Request: Transcribe all the records exactly and omit any images they hold.

Dataset excerpts:

----

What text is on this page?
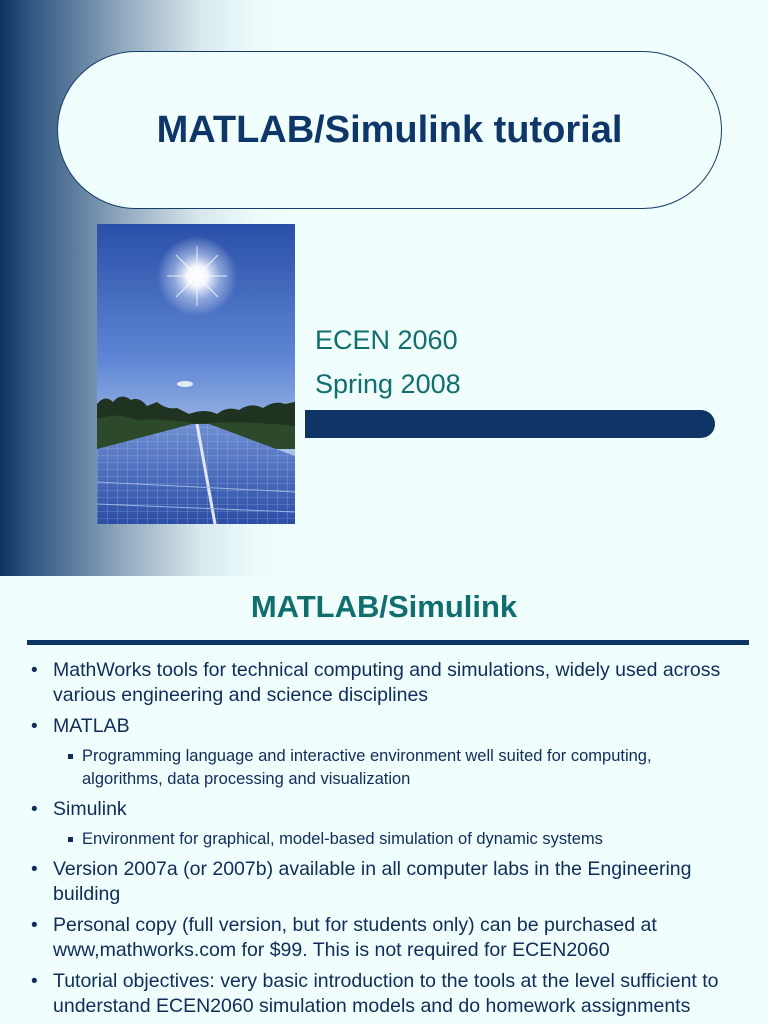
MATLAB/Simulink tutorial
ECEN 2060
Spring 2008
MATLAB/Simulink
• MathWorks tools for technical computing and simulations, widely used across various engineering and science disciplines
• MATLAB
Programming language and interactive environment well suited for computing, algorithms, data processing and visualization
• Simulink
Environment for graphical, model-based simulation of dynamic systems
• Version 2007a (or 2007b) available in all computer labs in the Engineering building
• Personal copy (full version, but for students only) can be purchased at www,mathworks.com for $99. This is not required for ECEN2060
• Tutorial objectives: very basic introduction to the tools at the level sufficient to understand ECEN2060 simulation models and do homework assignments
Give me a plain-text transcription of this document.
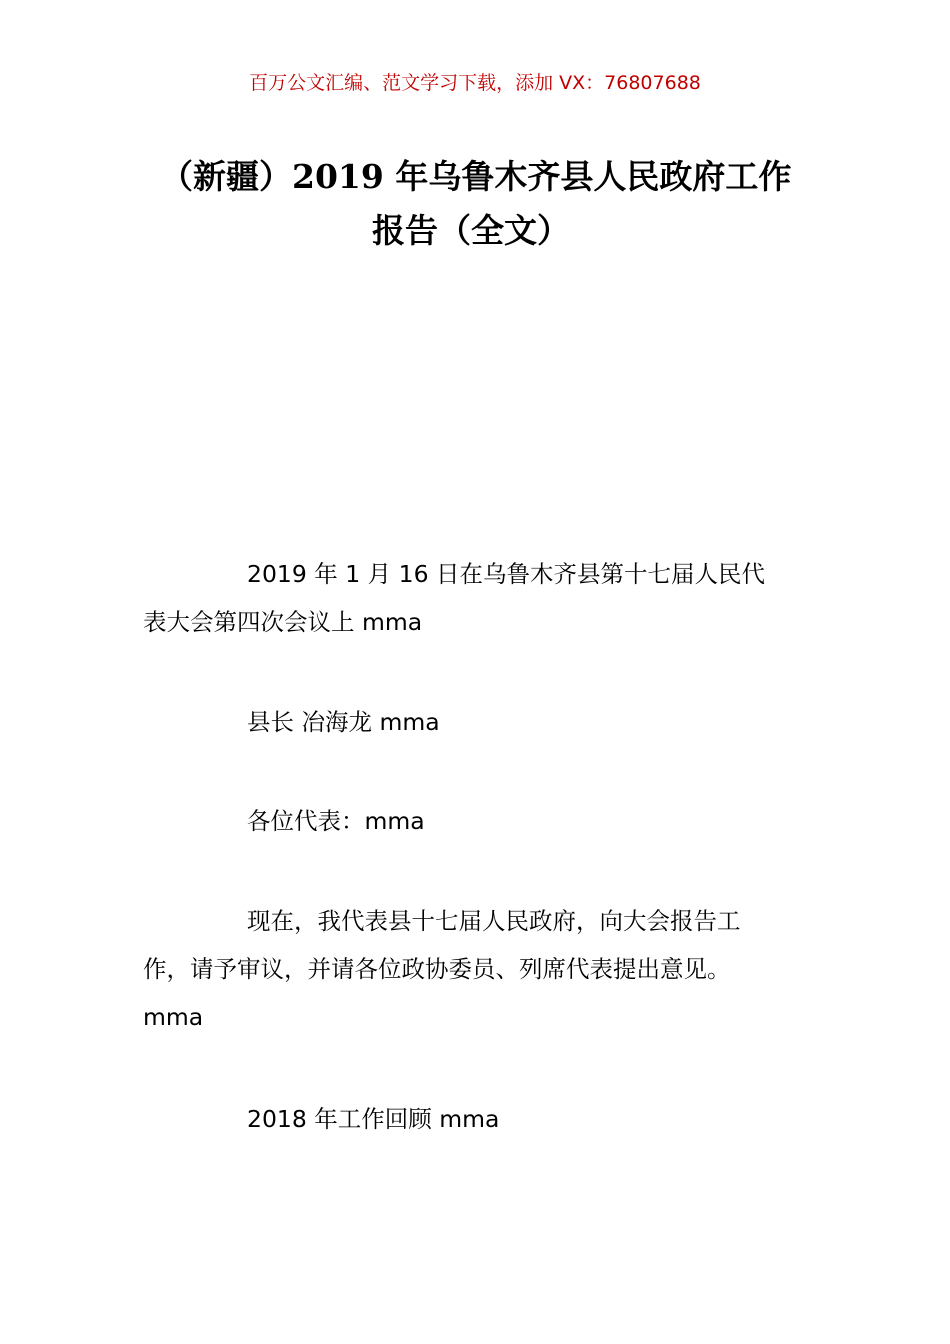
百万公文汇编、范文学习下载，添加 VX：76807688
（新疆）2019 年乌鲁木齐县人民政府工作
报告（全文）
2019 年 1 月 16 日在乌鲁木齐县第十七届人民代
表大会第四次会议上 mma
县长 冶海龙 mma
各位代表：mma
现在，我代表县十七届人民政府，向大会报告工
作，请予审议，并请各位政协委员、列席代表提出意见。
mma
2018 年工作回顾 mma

----

Task output:
What text is on this page?
MATLAB/Simulink tutorial
ECEN 2060
Spring 2008
MATLAB/Simulink
• MathWorks tools for technical computing and simulations, widely used across various engineering and science disciplines
• MATLAB
Programming language and interactive environment well suited for computing, algorithms, data processing and visualization
• Simulink
Environment for graphical, model-based simulation of dynamic systems
• Version 2007a (or 2007b) available in all computer labs in the Engineering building
• Personal copy (full version, but for students only) can be purchased at www,mathworks.com for $99. This is not required for ECEN2060
• Tutorial objectives: very basic introduction to the tools at the level sufficient to understand ECEN2060 simulation models and do homework assignments
Give me a plain-text transcription of this document.
百万公文汇编、范文学习下载，添加 VX：76807688
（新疆）2019 年乌鲁木齐县人民政府工作
报告（全文）
2019 年 1 月 16 日在乌鲁木齐县第十七届人民代
表大会第四次会议上 mma
县长 冶海龙 mma
各位代表：mma
现在，我代表县十七届人民政府，向大会报告工
作，请予审议，并请各位政协委员、列席代表提出意见。
mma
2018 年工作回顾 mma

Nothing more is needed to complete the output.